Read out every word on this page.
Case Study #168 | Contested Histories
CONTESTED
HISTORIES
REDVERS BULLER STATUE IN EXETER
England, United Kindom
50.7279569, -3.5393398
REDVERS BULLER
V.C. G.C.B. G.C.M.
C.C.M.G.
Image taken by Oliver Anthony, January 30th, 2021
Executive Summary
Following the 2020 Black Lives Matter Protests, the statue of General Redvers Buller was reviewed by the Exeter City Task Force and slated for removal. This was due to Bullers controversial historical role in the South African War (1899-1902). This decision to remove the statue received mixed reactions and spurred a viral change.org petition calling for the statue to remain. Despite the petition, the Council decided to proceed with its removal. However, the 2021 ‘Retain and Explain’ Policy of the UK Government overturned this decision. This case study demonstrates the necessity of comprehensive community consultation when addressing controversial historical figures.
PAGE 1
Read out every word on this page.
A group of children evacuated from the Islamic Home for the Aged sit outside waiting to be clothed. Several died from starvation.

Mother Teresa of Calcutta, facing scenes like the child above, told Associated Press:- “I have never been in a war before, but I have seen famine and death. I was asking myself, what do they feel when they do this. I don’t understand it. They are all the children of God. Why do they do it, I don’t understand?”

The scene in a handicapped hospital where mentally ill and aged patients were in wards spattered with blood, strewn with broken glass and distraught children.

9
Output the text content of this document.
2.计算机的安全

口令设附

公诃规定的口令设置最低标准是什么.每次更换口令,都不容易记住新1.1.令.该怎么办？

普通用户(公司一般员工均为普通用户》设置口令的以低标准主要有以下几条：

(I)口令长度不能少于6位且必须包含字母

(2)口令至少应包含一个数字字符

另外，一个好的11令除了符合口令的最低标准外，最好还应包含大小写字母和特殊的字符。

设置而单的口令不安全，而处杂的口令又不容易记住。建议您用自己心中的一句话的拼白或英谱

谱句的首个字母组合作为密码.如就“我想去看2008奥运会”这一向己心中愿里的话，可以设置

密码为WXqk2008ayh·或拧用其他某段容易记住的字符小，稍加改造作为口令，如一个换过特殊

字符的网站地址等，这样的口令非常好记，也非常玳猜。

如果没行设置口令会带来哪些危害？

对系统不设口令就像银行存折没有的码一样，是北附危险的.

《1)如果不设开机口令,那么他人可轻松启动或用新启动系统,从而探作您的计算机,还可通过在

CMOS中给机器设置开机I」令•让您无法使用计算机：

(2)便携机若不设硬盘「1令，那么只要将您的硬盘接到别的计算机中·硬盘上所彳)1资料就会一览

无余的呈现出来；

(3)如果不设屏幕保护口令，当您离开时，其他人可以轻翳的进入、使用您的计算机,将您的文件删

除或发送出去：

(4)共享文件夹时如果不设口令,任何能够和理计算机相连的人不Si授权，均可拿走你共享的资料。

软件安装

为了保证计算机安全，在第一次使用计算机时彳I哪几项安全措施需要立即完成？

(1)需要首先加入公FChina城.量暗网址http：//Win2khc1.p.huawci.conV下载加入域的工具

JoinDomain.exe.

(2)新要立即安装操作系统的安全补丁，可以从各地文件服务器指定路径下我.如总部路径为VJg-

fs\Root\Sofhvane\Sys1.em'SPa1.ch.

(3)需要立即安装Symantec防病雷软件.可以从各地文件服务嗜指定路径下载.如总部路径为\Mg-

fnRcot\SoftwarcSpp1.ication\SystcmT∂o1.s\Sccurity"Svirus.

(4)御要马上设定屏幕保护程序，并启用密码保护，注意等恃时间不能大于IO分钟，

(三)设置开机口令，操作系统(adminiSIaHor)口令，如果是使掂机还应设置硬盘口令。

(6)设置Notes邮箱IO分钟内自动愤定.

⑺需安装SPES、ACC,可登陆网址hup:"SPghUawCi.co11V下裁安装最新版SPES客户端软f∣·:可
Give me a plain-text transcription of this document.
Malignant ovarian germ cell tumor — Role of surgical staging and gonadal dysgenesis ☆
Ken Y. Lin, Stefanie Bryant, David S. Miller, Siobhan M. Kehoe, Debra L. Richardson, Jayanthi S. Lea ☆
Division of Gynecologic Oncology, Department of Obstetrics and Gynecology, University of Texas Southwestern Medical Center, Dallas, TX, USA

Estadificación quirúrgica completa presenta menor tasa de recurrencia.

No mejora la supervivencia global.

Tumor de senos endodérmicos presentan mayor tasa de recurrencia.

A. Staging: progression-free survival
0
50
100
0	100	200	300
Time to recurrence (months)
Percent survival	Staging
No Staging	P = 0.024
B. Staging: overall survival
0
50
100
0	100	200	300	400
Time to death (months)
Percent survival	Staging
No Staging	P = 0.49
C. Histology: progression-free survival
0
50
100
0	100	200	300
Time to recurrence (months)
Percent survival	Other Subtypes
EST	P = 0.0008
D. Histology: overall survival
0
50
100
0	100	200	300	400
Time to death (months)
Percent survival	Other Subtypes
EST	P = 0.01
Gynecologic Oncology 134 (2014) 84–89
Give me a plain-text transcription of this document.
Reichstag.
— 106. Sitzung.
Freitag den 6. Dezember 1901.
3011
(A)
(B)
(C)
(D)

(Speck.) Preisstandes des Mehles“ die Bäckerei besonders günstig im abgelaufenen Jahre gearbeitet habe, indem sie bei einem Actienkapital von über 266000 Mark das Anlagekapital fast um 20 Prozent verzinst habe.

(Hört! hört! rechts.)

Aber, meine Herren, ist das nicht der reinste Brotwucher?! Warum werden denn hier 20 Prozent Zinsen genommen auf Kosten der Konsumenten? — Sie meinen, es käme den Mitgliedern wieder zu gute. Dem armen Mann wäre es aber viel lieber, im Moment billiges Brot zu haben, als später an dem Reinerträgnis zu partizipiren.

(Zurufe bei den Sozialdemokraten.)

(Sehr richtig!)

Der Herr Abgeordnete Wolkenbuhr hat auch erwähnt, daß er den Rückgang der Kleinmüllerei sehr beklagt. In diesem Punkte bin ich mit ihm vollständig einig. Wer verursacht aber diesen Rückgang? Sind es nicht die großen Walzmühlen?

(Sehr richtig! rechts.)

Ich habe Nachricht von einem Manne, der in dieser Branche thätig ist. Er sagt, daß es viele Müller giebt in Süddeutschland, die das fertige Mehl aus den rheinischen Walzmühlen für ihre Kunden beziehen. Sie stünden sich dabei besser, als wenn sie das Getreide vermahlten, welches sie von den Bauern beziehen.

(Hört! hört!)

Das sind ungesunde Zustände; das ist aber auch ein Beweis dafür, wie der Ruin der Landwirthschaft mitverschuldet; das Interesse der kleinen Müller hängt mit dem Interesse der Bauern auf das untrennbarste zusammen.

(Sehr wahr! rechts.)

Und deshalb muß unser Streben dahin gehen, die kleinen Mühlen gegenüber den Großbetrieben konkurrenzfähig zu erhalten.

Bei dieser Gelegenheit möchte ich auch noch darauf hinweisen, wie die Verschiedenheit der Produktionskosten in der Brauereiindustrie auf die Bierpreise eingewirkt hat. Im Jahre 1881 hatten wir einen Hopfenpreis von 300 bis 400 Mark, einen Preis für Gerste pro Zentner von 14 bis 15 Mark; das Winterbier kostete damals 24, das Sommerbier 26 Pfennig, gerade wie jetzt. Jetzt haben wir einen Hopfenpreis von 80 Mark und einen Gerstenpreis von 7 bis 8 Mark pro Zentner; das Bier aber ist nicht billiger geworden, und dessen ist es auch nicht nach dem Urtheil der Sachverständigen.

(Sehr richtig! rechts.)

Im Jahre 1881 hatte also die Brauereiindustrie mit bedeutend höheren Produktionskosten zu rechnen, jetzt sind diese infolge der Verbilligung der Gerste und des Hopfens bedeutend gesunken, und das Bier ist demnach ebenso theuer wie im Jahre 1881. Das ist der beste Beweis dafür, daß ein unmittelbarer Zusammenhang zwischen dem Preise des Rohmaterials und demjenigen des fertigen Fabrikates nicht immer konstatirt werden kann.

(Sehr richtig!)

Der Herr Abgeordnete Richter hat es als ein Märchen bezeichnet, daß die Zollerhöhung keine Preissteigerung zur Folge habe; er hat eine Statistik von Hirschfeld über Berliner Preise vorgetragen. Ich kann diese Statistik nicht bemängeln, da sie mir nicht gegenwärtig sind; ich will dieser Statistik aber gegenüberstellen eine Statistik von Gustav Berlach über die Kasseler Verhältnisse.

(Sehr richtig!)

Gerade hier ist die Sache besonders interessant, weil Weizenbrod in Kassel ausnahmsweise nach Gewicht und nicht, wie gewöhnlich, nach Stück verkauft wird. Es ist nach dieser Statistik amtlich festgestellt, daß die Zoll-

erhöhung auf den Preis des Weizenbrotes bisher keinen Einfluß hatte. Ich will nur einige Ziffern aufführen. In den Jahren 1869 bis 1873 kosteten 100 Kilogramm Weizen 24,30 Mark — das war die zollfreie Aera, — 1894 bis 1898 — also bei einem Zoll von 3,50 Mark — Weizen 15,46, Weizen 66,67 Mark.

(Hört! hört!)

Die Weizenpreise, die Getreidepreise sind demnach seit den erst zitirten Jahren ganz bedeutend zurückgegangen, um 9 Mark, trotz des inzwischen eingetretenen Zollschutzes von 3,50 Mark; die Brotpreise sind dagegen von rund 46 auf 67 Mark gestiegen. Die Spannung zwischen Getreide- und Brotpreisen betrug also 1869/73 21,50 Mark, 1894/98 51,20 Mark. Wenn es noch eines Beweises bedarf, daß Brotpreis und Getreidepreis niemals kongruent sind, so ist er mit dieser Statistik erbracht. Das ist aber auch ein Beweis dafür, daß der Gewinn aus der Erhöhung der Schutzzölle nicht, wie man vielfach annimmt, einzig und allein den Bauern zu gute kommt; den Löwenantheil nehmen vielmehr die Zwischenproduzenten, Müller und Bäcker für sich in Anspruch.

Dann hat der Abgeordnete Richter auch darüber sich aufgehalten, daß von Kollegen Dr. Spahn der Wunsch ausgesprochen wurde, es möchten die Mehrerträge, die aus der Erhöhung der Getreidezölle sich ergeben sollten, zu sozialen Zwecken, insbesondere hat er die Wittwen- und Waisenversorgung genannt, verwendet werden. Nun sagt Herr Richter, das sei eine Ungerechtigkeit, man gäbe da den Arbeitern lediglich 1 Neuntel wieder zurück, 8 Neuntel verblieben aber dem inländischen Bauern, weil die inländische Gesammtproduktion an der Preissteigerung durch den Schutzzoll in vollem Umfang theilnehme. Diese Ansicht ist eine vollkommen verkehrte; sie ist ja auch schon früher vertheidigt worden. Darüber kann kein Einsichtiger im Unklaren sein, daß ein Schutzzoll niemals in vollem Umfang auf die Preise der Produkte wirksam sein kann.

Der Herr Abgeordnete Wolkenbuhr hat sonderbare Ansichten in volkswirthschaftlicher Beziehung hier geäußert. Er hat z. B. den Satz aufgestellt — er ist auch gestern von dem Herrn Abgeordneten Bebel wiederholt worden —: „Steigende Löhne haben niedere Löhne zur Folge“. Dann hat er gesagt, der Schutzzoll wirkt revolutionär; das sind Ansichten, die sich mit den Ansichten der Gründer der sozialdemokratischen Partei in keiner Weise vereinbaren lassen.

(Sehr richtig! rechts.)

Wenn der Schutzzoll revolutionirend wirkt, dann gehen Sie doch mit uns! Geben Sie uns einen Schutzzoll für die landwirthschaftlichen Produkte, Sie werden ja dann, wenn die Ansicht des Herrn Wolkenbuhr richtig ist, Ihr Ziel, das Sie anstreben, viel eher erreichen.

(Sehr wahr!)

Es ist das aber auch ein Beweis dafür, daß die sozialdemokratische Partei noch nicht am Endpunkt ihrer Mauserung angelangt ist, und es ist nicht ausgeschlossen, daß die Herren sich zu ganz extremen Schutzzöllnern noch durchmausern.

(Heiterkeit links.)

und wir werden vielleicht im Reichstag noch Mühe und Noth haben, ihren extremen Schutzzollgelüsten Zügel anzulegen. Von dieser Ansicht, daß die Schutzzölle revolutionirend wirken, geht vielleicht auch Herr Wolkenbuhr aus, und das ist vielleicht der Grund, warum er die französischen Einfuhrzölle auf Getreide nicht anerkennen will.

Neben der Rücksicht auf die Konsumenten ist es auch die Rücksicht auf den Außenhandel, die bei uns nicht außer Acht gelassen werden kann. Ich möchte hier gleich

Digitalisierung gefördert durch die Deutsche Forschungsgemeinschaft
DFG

........

• Your instructions: In the records above, find each line with the word "free" and copy it.

• Expected answer:
A. Staging: progression-free survival
C. Histology: progression-free survival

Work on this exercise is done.